[Begin]

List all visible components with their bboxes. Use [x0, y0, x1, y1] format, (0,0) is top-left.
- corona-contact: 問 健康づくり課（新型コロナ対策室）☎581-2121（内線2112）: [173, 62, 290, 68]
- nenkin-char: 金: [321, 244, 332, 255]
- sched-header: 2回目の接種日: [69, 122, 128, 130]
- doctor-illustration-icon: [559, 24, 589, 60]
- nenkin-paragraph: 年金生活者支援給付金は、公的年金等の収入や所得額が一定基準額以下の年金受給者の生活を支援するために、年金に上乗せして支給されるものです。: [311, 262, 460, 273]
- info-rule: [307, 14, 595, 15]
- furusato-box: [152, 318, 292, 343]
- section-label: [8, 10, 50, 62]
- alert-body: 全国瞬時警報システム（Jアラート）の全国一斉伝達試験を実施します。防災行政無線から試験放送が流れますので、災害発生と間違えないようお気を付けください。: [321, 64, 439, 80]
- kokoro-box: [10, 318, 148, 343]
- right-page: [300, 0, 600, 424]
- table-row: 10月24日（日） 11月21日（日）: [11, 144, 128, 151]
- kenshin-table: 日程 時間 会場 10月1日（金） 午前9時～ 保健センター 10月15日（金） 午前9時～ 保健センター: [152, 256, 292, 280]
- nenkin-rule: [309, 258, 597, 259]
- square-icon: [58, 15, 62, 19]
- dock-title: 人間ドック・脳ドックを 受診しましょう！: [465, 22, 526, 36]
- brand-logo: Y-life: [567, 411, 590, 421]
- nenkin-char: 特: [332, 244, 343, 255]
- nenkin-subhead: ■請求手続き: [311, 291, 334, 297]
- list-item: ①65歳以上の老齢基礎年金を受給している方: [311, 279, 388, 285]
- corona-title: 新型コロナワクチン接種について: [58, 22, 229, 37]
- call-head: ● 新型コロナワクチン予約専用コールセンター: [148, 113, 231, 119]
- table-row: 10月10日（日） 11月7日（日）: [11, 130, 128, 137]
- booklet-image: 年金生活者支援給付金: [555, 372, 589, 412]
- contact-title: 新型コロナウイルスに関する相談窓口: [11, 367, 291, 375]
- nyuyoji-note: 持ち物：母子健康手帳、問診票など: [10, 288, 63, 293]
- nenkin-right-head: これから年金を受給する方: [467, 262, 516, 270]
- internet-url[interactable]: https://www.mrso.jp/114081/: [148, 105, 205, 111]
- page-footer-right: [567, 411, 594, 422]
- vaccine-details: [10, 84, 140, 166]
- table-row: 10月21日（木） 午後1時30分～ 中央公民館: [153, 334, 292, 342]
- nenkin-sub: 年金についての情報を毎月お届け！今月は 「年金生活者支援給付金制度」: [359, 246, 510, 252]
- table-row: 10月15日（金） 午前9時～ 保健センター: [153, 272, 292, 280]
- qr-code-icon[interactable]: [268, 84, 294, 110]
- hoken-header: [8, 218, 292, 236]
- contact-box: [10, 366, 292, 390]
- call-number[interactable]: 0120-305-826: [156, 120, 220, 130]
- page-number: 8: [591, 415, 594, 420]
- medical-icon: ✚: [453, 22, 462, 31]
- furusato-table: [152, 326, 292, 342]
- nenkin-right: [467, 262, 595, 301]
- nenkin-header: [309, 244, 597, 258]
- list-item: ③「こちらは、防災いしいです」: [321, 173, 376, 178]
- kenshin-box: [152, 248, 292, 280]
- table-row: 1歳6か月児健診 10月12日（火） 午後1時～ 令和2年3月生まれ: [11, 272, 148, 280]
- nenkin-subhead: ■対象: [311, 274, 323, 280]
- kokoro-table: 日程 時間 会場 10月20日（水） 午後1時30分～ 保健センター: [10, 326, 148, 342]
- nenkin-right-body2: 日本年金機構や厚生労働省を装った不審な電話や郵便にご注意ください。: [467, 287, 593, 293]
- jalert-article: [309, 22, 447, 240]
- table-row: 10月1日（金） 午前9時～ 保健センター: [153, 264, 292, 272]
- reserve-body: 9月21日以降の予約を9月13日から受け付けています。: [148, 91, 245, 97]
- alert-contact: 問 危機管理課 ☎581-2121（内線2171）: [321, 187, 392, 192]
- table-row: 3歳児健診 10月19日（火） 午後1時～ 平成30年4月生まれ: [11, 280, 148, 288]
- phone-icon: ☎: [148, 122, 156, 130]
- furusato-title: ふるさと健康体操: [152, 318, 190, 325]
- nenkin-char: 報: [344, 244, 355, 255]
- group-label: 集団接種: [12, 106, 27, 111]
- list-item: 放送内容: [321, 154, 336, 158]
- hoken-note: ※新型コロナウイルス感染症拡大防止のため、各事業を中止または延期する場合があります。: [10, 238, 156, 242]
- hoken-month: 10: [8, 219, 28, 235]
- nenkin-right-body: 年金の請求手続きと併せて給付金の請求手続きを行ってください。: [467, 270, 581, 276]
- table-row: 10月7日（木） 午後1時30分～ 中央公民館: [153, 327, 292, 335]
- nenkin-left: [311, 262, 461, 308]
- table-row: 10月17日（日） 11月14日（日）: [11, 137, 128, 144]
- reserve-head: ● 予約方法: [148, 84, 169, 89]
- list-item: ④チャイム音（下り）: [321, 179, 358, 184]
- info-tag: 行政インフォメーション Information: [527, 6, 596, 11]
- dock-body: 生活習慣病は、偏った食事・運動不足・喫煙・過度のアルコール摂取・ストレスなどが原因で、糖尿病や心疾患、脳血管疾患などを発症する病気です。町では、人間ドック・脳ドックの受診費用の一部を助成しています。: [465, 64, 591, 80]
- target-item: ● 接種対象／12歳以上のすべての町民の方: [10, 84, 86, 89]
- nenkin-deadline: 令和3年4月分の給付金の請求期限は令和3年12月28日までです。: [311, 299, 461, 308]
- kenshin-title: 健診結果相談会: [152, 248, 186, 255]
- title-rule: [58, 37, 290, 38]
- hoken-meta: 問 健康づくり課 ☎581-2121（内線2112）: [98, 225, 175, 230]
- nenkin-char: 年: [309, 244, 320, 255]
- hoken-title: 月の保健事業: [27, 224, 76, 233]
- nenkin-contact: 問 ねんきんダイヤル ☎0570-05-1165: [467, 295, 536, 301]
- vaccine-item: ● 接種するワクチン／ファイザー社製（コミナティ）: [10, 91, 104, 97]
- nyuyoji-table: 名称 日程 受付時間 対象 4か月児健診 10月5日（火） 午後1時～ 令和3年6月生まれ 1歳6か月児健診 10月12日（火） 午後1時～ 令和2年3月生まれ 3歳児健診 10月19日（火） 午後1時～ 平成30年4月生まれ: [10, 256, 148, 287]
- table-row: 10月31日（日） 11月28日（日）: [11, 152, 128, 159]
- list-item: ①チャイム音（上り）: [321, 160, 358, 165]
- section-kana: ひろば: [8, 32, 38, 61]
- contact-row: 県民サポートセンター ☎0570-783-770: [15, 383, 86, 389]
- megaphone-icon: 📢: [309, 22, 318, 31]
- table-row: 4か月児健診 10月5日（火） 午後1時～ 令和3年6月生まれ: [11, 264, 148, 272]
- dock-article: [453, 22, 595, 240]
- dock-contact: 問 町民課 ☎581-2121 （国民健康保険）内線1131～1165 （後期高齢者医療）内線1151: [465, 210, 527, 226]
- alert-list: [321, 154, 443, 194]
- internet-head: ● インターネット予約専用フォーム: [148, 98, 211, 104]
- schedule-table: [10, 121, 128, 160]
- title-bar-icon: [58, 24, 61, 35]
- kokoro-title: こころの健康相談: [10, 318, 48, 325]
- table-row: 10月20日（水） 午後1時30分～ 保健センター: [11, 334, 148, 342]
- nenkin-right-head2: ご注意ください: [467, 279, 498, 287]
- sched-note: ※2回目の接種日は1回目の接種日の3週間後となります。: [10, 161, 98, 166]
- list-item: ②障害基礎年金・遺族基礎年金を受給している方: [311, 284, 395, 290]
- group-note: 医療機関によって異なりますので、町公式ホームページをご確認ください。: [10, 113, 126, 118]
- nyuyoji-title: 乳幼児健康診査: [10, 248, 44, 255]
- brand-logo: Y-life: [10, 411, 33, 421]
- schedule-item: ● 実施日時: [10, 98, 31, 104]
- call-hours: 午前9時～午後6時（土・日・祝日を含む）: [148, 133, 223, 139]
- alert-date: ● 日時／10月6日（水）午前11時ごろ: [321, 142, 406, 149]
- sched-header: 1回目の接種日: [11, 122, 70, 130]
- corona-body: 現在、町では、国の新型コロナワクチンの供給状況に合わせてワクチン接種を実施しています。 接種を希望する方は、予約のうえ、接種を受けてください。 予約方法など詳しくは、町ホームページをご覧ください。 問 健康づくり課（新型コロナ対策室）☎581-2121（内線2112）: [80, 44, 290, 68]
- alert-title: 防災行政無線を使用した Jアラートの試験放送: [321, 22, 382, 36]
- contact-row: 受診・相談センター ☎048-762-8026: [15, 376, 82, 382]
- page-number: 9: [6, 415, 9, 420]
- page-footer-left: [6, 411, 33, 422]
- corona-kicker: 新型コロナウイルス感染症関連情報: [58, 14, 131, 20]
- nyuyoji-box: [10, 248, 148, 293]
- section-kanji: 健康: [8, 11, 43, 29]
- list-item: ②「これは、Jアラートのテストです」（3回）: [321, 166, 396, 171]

[End]

**Requirement**: Could you turn the records, starting with their first line and going on through the line containing "- doctor-illustration-icon: [559, 24, 589, 60]", into a Markdown table with a Row column for the row number and a Line column for the line itself, leaving out blank lines and any lines after that one?

**Correct output**:
| Row | Line |
|---|---|
| 1 | List all visible components with their bboxes. Use [x0, y0, x1, y1] format, (0,0) is top-left. |
| 2 | - corona-contact: 問 健康づくり課（新型コロナ対策室）☎581-2121（内線2112）: [173, 62, 290, 68] |
| 3 | - nenkin-char: 金: [321, 244, 332, 255] |
| 4 | - sched-header: 2回目の接種日: [69, 122, 128, 130] |
| 5 | - doctor-illustration-icon: [559, 24, 589, 60] |